━━ Selected text

Ruurd
Ruurd

Jan 14, 2016 10 min read

Deploying Cloud Foundry

Note: This post is outdated: while the concepts are still the same, deploying CF has become much more easy over the last years, so don’t use this text to do an actual deployment unless you want to deploy like it’s 2015.

Let me start by stating Cloud Foundry (CF) is an amazing platform once it’s fully installed and operational. However, installing it for the first time on your own infrastructure can be quite overwhelming since:

  • CF is installed with BOSH which is an awesome tech, but with has a high inception level learning curve (more later)
  • the documentation on deployment manifest generation out there is mostly outdated, sometimes wrong and never complete (pieces everywhere)
  • there is hardly any available documentation on error scenarios (what to do when you see Error “XYZ”)

It’s most convenient to go for a commercial version of Cloud Foundry, for instance the Pivotal CF offering, which ‘just works’ comes with support and is more noob friendly (it has GUIs). In the enterprise world there is a real business case to be made here - compare it to RedHat Linux with support over any vanilla Linux - but small/mid businesses this case is harder to make.

So below you’ll find a comprehensive overview of the deployment process, followed by the actual steps to get vanilla open source CF going. The infrastructure used here is VMware vSphere, but the steps are largely infrastructure agnostic.

Prerequisites

Hosts

Minimum/recommend hardware requirements are updated constantly, and depend on usage. I installed it on an ESXi 6.0 host (managed by vCenter Server) with the following specs:

  • 64GB RAM
  • 700GB storage
  • Xeon E5-2620 v2 (6 core/12 threads)
  • 2 network cards

Especially on the storage side this was pushing it (had to redeploy a few times before success), so I’d advice going for 96GB RAM + > 1TB storage. The CPU was quite sufficient for deploying and running Cloud Foundry itself, but may need to scale depending on the workloads you intend to land on the platform.

Infrastructure

  • For connectivity we need two free /24 network subnets (public and private) with a gateway to the rest of the world.
  • We need a DNS wildcard record to the CF subdomain. For instance if your internal domain is ’lab.local’, add a ‘*.cf.lab.local’ record pointing to somewhere in the public subnet. This ‘somewhere’ is the IP of the loadbalancer. In production environments, this could be a physical machine, but by default the CF deployment will come with a HAProxy machine.

━━━━

Parts of the exercise:
1. Reproduce a passage of the Cloud Foundry deployment post word for word, starting at the words "Deploying Cloud Foundry" and ending after the words "curve (more later)".
2. In the records, write out exactly the lines that begin at the line containing "Extract all elements" and end after the line containing "x-tick-label: Prob Officers".
These records are unrelated to the Cloud Foundry deployment post above.

━━ Dataset records

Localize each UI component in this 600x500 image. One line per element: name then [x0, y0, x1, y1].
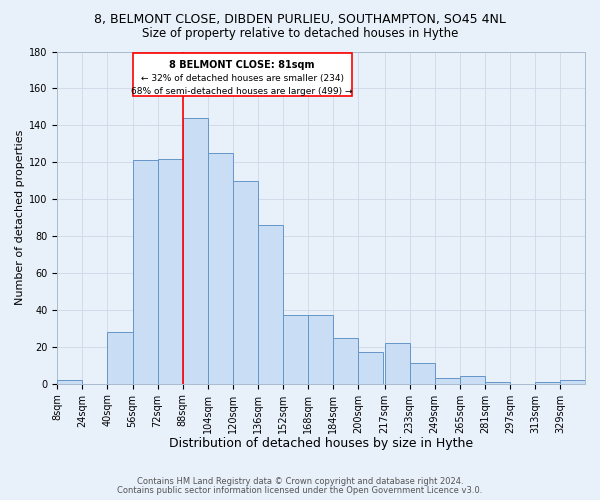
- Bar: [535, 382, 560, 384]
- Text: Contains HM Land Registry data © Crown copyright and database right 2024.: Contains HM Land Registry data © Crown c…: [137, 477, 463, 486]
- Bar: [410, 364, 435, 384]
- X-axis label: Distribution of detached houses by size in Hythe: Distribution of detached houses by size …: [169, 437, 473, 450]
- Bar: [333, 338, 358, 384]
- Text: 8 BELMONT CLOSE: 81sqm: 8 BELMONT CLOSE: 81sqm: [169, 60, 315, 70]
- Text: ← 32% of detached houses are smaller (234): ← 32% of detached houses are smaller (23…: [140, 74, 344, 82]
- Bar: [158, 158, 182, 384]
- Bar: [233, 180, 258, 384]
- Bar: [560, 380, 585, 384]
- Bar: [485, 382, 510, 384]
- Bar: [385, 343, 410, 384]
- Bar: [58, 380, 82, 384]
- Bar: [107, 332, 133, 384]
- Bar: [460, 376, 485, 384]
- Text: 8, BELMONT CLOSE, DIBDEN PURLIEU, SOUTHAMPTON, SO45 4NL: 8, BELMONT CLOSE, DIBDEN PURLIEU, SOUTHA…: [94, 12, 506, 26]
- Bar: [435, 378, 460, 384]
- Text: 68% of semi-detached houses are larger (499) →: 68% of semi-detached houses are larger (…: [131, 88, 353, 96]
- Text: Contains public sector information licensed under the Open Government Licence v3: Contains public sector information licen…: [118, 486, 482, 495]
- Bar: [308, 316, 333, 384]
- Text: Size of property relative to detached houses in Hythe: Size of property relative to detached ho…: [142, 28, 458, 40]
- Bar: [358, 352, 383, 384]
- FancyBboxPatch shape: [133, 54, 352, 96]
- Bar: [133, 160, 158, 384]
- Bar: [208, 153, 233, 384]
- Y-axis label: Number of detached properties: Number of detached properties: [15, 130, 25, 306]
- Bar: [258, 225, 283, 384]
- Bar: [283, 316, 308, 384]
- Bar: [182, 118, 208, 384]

━━━━
━━ Dataset records

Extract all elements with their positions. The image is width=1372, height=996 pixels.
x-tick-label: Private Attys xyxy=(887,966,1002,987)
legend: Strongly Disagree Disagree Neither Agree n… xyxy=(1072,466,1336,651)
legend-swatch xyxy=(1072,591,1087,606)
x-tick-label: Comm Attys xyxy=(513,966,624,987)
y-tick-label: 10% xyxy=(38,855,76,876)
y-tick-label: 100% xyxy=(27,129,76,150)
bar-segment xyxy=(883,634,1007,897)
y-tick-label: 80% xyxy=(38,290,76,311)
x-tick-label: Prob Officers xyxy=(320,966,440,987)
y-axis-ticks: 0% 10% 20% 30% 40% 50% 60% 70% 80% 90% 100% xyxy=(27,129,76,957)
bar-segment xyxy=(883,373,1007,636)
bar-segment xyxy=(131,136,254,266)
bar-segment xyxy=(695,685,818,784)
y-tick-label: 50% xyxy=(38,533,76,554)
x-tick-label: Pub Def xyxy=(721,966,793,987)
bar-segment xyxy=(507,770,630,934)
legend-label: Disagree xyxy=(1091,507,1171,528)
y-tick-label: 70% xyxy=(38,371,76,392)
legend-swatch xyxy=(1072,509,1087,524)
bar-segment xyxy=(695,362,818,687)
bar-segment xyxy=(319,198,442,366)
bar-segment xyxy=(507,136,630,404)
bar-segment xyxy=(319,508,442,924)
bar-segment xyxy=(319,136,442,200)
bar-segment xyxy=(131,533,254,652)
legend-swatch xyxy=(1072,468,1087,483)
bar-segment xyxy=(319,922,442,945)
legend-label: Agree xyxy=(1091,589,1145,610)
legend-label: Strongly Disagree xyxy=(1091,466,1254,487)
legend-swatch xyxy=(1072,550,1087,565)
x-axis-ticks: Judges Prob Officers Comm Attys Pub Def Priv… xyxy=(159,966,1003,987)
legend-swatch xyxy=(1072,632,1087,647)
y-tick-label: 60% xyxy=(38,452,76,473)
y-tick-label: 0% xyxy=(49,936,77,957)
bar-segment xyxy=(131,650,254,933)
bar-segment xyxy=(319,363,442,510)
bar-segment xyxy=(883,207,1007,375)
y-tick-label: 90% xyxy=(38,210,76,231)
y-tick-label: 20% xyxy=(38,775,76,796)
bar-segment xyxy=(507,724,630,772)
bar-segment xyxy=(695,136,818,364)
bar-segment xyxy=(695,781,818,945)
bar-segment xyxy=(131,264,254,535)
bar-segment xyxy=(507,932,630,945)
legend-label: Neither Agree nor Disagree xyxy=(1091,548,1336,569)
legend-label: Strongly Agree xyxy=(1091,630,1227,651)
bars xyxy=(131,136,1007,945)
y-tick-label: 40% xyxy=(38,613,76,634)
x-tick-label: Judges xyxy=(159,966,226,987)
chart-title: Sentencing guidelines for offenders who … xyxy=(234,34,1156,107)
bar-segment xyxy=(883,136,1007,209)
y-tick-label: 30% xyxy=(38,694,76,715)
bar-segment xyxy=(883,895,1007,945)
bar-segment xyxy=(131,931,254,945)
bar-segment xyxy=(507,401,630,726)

━━━━
━━ Dataset records

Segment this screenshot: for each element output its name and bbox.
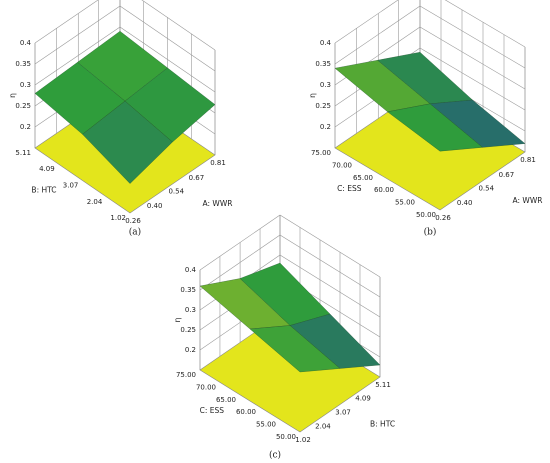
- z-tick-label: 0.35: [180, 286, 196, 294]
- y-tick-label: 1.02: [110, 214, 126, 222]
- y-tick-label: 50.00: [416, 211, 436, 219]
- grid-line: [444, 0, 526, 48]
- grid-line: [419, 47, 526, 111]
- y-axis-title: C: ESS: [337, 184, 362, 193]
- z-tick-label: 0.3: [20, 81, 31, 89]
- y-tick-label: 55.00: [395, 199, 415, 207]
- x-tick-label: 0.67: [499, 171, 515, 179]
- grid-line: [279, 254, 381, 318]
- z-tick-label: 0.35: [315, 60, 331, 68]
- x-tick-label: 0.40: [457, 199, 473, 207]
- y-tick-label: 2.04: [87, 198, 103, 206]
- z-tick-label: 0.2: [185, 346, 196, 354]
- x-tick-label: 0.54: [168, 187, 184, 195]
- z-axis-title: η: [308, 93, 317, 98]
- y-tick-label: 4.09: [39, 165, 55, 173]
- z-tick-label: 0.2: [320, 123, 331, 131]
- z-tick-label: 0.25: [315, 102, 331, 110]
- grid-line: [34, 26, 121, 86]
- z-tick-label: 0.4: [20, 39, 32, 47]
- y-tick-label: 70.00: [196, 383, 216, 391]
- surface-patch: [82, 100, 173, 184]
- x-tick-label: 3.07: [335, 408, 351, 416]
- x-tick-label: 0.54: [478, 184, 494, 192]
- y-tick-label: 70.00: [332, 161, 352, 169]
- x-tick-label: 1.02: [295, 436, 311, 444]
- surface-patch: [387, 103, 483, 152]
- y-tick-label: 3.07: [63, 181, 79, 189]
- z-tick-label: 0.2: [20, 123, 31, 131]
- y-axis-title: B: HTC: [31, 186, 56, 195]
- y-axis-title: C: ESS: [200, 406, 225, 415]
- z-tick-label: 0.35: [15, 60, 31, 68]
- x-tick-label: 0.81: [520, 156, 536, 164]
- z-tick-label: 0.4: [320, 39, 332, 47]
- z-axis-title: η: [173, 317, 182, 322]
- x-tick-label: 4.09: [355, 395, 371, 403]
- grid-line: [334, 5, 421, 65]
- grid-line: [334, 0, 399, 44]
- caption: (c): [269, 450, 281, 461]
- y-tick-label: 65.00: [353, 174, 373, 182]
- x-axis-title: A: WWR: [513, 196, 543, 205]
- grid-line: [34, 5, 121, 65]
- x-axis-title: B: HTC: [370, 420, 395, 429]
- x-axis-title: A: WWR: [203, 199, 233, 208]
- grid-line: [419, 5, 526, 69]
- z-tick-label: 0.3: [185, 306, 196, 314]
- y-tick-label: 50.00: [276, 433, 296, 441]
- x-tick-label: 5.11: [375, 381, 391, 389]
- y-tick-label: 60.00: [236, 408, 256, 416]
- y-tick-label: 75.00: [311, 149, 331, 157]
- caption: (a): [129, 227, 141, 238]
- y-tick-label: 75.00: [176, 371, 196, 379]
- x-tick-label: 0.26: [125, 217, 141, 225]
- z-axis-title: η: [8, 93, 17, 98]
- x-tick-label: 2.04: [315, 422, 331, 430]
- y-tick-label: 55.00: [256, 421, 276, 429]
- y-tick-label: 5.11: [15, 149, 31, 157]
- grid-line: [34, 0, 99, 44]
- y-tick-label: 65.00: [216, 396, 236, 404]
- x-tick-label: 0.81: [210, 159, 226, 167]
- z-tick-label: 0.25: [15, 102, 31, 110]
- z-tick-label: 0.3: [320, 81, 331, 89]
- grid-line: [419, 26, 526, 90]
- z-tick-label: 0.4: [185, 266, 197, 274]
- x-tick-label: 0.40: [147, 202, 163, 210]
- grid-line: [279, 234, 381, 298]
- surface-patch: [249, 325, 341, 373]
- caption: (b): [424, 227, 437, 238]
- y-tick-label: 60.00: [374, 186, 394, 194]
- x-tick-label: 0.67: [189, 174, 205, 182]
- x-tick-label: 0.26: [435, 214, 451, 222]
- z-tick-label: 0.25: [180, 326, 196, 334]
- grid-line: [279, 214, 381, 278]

━━━━

Responses per task:
1.
Deploying Cloud Foundry

Note: This post is outdated: while the concepts are still the same, deploying CF has become much more easy over the last years, so don’t use this text to do an actual deployment unless you want to deploy like it’s 2015.

Let me start by stating Cloud Foundry (CF) is an amazing platform once it’s fully installed and operational. However, installing it for the first time on your own infrastructure can be quite overwhelming since:

  • CF is installed with BOSH which is an awesome tech, but with has a high inception level learning curve (more later)

2.
Extract all elements with their positions. The image is width=1372, height=996 pixels.
x-tick-label: Private Attys xyxy=(887,966,1002,987)
legend: Strongly Disagree Disagree Neither Agree n… xyxy=(1072,466,1336,651)
legend-swatch xyxy=(1072,591,1087,606)
x-tick-label: Comm Attys xyxy=(513,966,624,987)
y-tick-label: 10% xyxy=(38,855,76,876)
y-tick-label: 100% xyxy=(27,129,76,150)
bar-segment xyxy=(883,634,1007,897)
y-tick-label: 80% xyxy=(38,290,76,311)
x-tick-label: Prob Officers xyxy=(320,966,440,987)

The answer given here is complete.